= Information shown =
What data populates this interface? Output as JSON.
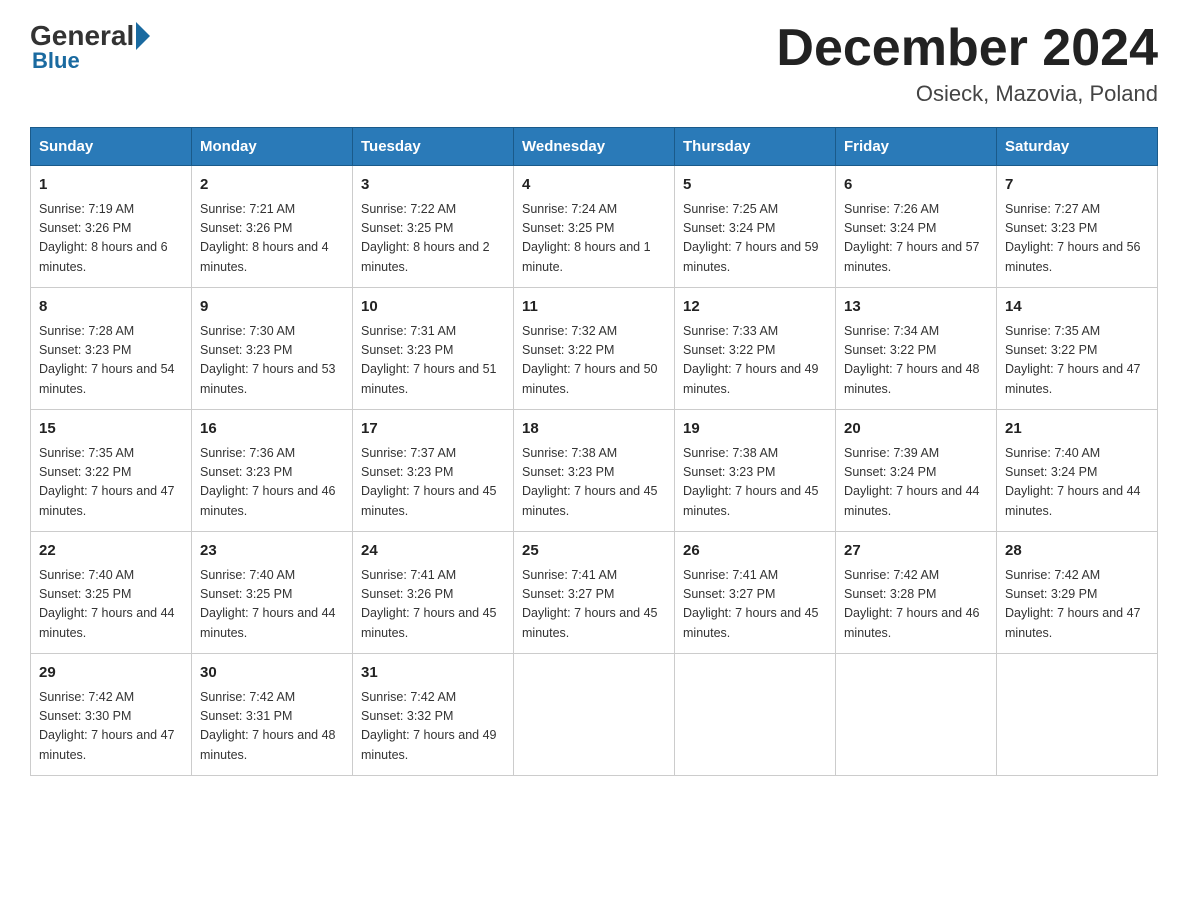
{
  "header": {
    "logo_general": "General",
    "logo_blue": "Blue",
    "month_year": "December 2024",
    "location": "Osieck, Mazovia, Poland"
  },
  "days_of_week": [
    "Sunday",
    "Monday",
    "Tuesday",
    "Wednesday",
    "Thursday",
    "Friday",
    "Saturday"
  ],
  "weeks": [
    [
      {
        "day": "1",
        "sunrise": "7:19 AM",
        "sunset": "3:26 PM",
        "daylight": "8 hours and 6 minutes."
      },
      {
        "day": "2",
        "sunrise": "7:21 AM",
        "sunset": "3:26 PM",
        "daylight": "8 hours and 4 minutes."
      },
      {
        "day": "3",
        "sunrise": "7:22 AM",
        "sunset": "3:25 PM",
        "daylight": "8 hours and 2 minutes."
      },
      {
        "day": "4",
        "sunrise": "7:24 AM",
        "sunset": "3:25 PM",
        "daylight": "8 hours and 1 minute."
      },
      {
        "day": "5",
        "sunrise": "7:25 AM",
        "sunset": "3:24 PM",
        "daylight": "7 hours and 59 minutes."
      },
      {
        "day": "6",
        "sunrise": "7:26 AM",
        "sunset": "3:24 PM",
        "daylight": "7 hours and 57 minutes."
      },
      {
        "day": "7",
        "sunrise": "7:27 AM",
        "sunset": "3:23 PM",
        "daylight": "7 hours and 56 minutes."
      }
    ],
    [
      {
        "day": "8",
        "sunrise": "7:28 AM",
        "sunset": "3:23 PM",
        "daylight": "7 hours and 54 minutes."
      },
      {
        "day": "9",
        "sunrise": "7:30 AM",
        "sunset": "3:23 PM",
        "daylight": "7 hours and 53 minutes."
      },
      {
        "day": "10",
        "sunrise": "7:31 AM",
        "sunset": "3:23 PM",
        "daylight": "7 hours and 51 minutes."
      },
      {
        "day": "11",
        "sunrise": "7:32 AM",
        "sunset": "3:22 PM",
        "daylight": "7 hours and 50 minutes."
      },
      {
        "day": "12",
        "sunrise": "7:33 AM",
        "sunset": "3:22 PM",
        "daylight": "7 hours and 49 minutes."
      },
      {
        "day": "13",
        "sunrise": "7:34 AM",
        "sunset": "3:22 PM",
        "daylight": "7 hours and 48 minutes."
      },
      {
        "day": "14",
        "sunrise": "7:35 AM",
        "sunset": "3:22 PM",
        "daylight": "7 hours and 47 minutes."
      }
    ],
    [
      {
        "day": "15",
        "sunrise": "7:35 AM",
        "sunset": "3:22 PM",
        "daylight": "7 hours and 47 minutes."
      },
      {
        "day": "16",
        "sunrise": "7:36 AM",
        "sunset": "3:23 PM",
        "daylight": "7 hours and 46 minutes."
      },
      {
        "day": "17",
        "sunrise": "7:37 AM",
        "sunset": "3:23 PM",
        "daylight": "7 hours and 45 minutes."
      },
      {
        "day": "18",
        "sunrise": "7:38 AM",
        "sunset": "3:23 PM",
        "daylight": "7 hours and 45 minutes."
      },
      {
        "day": "19",
        "sunrise": "7:38 AM",
        "sunset": "3:23 PM",
        "daylight": "7 hours and 45 minutes."
      },
      {
        "day": "20",
        "sunrise": "7:39 AM",
        "sunset": "3:24 PM",
        "daylight": "7 hours and 44 minutes."
      },
      {
        "day": "21",
        "sunrise": "7:40 AM",
        "sunset": "3:24 PM",
        "daylight": "7 hours and 44 minutes."
      }
    ],
    [
      {
        "day": "22",
        "sunrise": "7:40 AM",
        "sunset": "3:25 PM",
        "daylight": "7 hours and 44 minutes."
      },
      {
        "day": "23",
        "sunrise": "7:40 AM",
        "sunset": "3:25 PM",
        "daylight": "7 hours and 44 minutes."
      },
      {
        "day": "24",
        "sunrise": "7:41 AM",
        "sunset": "3:26 PM",
        "daylight": "7 hours and 45 minutes."
      },
      {
        "day": "25",
        "sunrise": "7:41 AM",
        "sunset": "3:27 PM",
        "daylight": "7 hours and 45 minutes."
      },
      {
        "day": "26",
        "sunrise": "7:41 AM",
        "sunset": "3:27 PM",
        "daylight": "7 hours and 45 minutes."
      },
      {
        "day": "27",
        "sunrise": "7:42 AM",
        "sunset": "3:28 PM",
        "daylight": "7 hours and 46 minutes."
      },
      {
        "day": "28",
        "sunrise": "7:42 AM",
        "sunset": "3:29 PM",
        "daylight": "7 hours and 47 minutes."
      }
    ],
    [
      {
        "day": "29",
        "sunrise": "7:42 AM",
        "sunset": "3:30 PM",
        "daylight": "7 hours and 47 minutes."
      },
      {
        "day": "30",
        "sunrise": "7:42 AM",
        "sunset": "3:31 PM",
        "daylight": "7 hours and 48 minutes."
      },
      {
        "day": "31",
        "sunrise": "7:42 AM",
        "sunset": "3:32 PM",
        "daylight": "7 hours and 49 minutes."
      },
      null,
      null,
      null,
      null
    ]
  ]
}
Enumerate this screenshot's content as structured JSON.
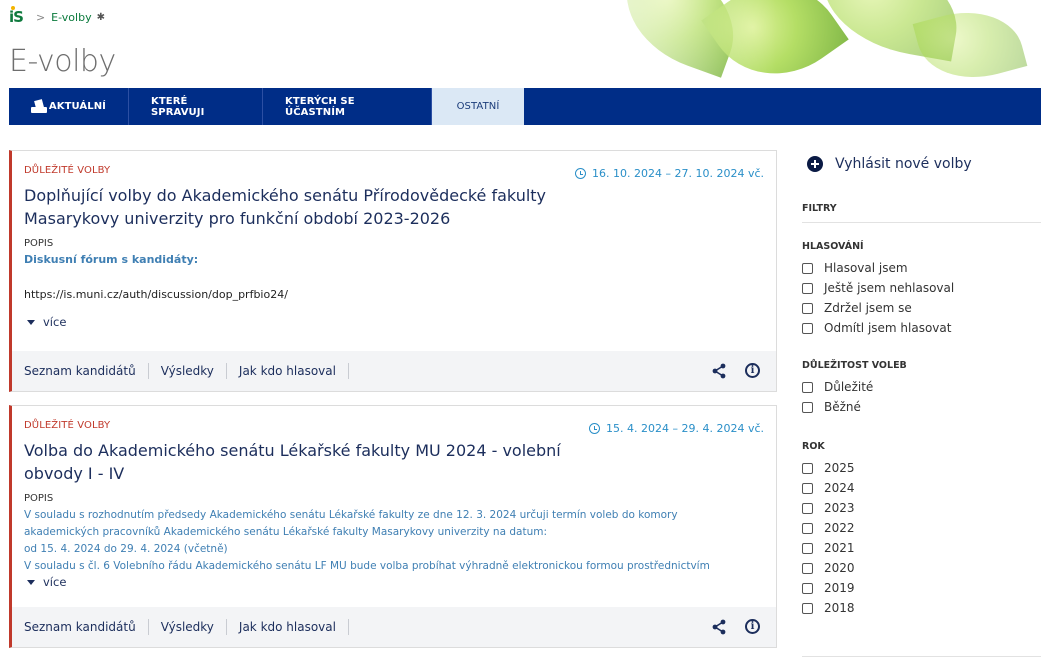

= Given request =
Pick out the lines above that hold the string "JSON" and show them.

= Exercise result =
What data populates this interface? Output as JSON.
Enumerate this screenshot's content as structured JSON.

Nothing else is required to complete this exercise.